• Given instruction: Copy the lines holding the word "fronts", all of them.

• Input records:
____

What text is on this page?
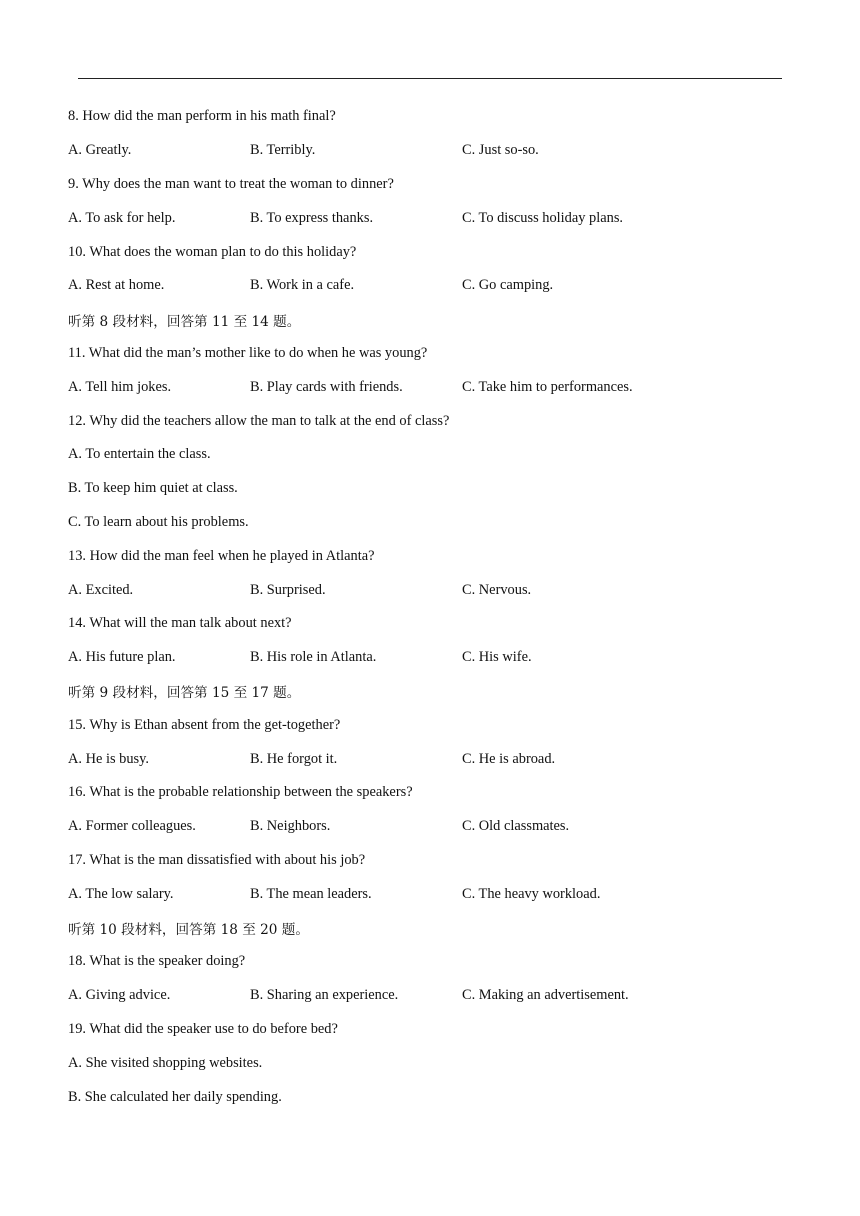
8. How did the man perform in his math final?
A. Greatly.	B. Terribly.	C. Just so-so.
9. Why does the man want to treat the woman to dinner?
A. To ask for help.	B. To express thanks.	C. To discuss holiday plans.
10. What does the woman plan to do this holiday?
A. Rest at home.	B. Work in a cafe.	C. Go camping.
听第 8 段材料，回答第 11 至 14 题。
11. What did the man’s mother like to do when he was young?
A. Tell him jokes.	B. Play cards with friends.	C. Take him to performances.
12. Why did the teachers allow the man to talk at the end of class?
A. To entertain the class.
B. To keep him quiet at class.
C. To learn about his problems.
13. How did the man feel when he played in Atlanta?
A. Excited.	B. Surprised.	C. Nervous.
14. What will the man talk about next?
A. His future plan.	B. His role in Atlanta.	C. His wife.
听第 9 段材料，回答第 15 至 17 题。
15. Why is Ethan absent from the get-together?
A. He is busy.	B. He forgot it.	C. He is abroad.
16. What is the probable relationship between the speakers?
A. Former colleagues.	B. Neighbors.	C. Old classmates.
17. What is the man dissatisfied with about his job?
A. The low salary.	B. The mean leaders.	C. The heavy workload.
听第 10 段材料，回答第 18 至 20 题。
18. What is the speaker doing?
A. Giving advice.	B. Sharing an experience.	C. Making an advertisement.
19. What did the speaker use to do before bed?
A. She visited shopping websites.
B. She calculated her daily spending.
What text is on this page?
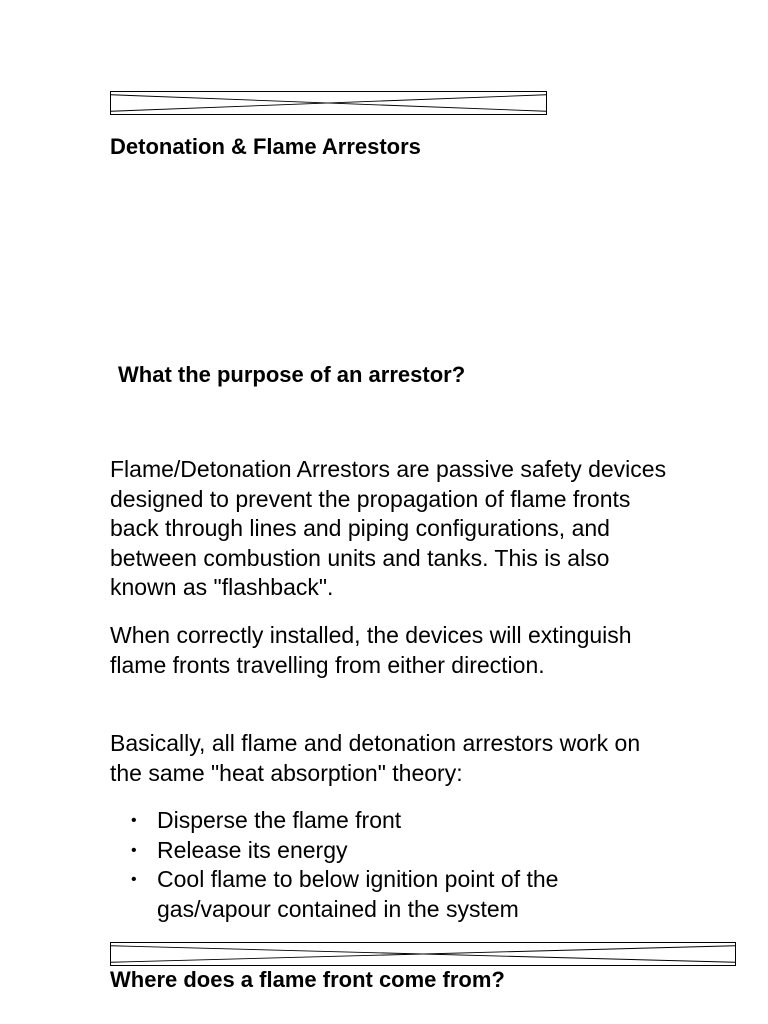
Detonation & Flame Arrestors
What the purpose of an arrestor?

Flame/Detonation Arrestors are passive safety devices designed to prevent the propagation of flame fronts back through lines and piping configurations, and between combustion units and tanks. This is also known as "flashback".

When correctly installed, the devices will extinguish flame fronts travelling from either direction.

Basically, all flame and detonation arrestors work on the same "heat absorption" theory:

• Disperse the flame front
• Release its energy
• Cool flame to below ignition point of the gas/vapour contained in the system
Where does a flame front come from?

____

• Exercise solution:
Flame/Detonation Arrestors are passive safety devices designed to prevent the propagation of flame fronts back through lines and piping configurations, and between combustion units and tanks. This is also known as "flashback".
When correctly installed, the devices will extinguish flame fronts travelling from either direction.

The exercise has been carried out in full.